WRITTEN PROBLEM:
Reading down the listing below, count the lines where the word "اورتايه" shows up, then give only that count.

EXTRACTED DATA:
[BEGIN]

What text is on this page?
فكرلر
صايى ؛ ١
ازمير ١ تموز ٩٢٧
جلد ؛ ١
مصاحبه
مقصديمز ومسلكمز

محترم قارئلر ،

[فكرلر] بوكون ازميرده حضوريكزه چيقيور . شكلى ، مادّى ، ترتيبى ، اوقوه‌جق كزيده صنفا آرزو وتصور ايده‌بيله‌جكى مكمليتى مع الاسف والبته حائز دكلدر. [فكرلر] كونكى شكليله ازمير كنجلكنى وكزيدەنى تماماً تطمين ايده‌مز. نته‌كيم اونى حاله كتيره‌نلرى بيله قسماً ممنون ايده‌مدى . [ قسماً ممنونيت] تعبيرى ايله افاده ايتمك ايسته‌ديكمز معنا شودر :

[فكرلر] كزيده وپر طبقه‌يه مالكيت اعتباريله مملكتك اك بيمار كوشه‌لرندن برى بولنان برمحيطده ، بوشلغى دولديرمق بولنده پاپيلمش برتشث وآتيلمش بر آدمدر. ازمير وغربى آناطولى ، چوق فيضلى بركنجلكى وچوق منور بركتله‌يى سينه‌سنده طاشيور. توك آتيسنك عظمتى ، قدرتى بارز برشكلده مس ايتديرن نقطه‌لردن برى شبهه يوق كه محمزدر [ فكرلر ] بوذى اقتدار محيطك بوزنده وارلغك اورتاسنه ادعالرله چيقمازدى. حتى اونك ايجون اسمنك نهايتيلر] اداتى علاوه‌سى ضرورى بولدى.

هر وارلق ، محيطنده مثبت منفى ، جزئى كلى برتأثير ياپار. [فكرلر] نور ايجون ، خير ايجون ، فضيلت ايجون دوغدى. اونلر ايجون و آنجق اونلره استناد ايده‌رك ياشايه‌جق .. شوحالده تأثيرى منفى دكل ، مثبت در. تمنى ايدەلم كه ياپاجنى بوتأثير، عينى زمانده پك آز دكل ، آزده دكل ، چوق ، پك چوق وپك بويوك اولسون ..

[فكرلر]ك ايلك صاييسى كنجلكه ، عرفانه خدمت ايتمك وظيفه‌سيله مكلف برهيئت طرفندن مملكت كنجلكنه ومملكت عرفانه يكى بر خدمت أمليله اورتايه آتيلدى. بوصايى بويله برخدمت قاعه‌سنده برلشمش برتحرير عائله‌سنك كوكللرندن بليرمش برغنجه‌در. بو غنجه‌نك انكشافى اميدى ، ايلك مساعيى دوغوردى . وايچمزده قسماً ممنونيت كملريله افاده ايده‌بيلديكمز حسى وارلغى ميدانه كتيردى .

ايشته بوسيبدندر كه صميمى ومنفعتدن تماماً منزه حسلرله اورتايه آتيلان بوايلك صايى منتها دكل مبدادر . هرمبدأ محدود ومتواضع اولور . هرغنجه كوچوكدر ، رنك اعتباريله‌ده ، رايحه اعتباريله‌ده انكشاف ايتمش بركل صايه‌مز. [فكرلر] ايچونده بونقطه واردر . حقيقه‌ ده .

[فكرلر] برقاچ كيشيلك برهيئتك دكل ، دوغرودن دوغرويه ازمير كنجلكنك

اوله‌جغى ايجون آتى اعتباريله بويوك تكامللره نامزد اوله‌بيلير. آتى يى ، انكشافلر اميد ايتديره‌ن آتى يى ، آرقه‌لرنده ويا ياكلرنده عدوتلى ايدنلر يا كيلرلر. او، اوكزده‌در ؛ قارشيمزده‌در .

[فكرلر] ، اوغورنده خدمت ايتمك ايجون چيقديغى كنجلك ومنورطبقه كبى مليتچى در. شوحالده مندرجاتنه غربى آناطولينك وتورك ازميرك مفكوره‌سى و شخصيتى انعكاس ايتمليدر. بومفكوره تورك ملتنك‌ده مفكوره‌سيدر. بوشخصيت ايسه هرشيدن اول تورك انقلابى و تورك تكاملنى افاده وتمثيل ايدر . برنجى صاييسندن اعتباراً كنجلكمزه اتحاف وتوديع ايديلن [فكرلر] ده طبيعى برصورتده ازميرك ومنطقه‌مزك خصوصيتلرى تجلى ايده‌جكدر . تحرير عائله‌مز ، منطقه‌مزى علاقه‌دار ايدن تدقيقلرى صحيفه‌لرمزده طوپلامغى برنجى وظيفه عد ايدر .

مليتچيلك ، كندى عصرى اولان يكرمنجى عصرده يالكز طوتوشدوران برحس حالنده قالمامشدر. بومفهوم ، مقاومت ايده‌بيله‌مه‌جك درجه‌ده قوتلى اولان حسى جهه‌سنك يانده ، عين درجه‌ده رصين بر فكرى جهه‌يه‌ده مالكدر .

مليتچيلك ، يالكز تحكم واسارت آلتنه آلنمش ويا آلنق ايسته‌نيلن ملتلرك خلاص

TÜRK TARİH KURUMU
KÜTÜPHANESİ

[END]

WRITTEN REPLY:
2